Challenge: From the data that follows, copy every line holding the string "text".

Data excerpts
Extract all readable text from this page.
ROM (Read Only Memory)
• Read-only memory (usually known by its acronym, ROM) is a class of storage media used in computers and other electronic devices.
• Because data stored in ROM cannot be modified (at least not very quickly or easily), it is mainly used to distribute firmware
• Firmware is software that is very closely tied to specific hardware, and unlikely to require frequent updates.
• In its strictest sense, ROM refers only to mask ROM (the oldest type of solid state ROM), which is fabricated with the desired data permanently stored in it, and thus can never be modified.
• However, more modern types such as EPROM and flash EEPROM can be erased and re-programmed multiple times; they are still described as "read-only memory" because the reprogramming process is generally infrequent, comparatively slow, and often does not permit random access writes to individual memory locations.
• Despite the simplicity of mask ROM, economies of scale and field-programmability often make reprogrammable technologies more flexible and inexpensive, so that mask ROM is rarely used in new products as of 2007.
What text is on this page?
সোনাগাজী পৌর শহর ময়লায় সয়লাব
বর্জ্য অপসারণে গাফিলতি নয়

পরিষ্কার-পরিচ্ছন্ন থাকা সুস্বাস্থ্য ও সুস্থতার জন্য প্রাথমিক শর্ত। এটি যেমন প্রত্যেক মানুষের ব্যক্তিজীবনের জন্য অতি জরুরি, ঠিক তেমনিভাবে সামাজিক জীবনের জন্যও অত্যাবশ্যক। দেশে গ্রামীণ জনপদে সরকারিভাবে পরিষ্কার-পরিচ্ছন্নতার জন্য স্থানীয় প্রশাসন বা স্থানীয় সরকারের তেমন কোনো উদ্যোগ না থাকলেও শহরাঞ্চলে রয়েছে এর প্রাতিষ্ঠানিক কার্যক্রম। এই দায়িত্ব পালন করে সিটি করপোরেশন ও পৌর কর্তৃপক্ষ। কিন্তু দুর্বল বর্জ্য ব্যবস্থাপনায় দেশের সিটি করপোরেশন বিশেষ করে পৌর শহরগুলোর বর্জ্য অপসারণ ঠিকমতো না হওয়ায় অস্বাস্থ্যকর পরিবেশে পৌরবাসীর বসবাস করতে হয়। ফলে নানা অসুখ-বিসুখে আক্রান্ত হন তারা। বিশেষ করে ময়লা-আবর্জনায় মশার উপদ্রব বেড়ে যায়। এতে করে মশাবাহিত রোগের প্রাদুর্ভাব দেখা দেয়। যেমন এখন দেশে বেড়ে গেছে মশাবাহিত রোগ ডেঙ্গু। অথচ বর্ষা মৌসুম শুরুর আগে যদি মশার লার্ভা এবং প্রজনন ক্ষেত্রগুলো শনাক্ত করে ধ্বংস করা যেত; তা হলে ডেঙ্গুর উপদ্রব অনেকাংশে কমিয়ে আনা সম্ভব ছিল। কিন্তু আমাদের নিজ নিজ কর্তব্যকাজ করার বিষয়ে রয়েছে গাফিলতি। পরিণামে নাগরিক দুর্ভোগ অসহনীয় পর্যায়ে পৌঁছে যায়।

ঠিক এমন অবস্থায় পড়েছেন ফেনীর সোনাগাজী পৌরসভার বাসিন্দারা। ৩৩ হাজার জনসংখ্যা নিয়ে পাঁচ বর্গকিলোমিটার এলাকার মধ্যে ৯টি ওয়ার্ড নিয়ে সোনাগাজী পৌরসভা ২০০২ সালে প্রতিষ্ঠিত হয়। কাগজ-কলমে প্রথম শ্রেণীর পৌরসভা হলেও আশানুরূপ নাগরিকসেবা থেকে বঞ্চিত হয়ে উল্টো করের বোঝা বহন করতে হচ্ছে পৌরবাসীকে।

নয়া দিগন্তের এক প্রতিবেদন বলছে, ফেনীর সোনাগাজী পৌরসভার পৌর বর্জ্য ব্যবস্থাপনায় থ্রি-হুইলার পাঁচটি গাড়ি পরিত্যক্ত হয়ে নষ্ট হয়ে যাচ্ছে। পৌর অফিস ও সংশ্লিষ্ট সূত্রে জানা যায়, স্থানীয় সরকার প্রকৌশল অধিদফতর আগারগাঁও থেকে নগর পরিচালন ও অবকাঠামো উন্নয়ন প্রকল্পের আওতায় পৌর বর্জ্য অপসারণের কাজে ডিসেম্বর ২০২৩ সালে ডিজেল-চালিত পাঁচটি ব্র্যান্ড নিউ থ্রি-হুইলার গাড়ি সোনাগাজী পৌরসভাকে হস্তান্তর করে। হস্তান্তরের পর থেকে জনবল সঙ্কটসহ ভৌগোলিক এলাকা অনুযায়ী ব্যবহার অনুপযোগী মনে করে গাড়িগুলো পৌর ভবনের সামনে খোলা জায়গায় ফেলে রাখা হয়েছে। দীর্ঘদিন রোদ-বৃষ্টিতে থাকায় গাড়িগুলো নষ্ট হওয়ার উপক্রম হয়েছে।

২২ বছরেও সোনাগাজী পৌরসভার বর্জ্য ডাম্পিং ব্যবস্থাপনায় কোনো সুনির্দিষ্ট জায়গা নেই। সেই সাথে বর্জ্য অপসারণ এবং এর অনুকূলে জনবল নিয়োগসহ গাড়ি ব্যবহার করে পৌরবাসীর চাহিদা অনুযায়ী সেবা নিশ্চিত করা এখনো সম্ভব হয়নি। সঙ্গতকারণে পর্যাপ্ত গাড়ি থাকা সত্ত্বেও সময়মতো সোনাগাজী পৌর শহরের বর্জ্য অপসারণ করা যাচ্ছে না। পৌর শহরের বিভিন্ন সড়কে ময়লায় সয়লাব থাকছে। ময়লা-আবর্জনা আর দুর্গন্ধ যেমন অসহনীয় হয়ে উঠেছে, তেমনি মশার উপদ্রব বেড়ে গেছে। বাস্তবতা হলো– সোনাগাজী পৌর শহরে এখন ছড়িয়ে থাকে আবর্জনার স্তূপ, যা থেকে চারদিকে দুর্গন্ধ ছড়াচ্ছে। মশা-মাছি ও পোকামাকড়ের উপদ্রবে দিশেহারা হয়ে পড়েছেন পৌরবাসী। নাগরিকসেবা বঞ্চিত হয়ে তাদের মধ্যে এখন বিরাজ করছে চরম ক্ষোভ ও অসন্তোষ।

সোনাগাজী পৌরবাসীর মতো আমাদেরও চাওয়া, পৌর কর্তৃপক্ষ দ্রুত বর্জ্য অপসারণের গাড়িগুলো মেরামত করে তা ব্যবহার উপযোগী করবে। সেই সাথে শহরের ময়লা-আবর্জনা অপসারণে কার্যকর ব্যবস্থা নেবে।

Task solution:
Extract all readable text from this page.
What text is on this page?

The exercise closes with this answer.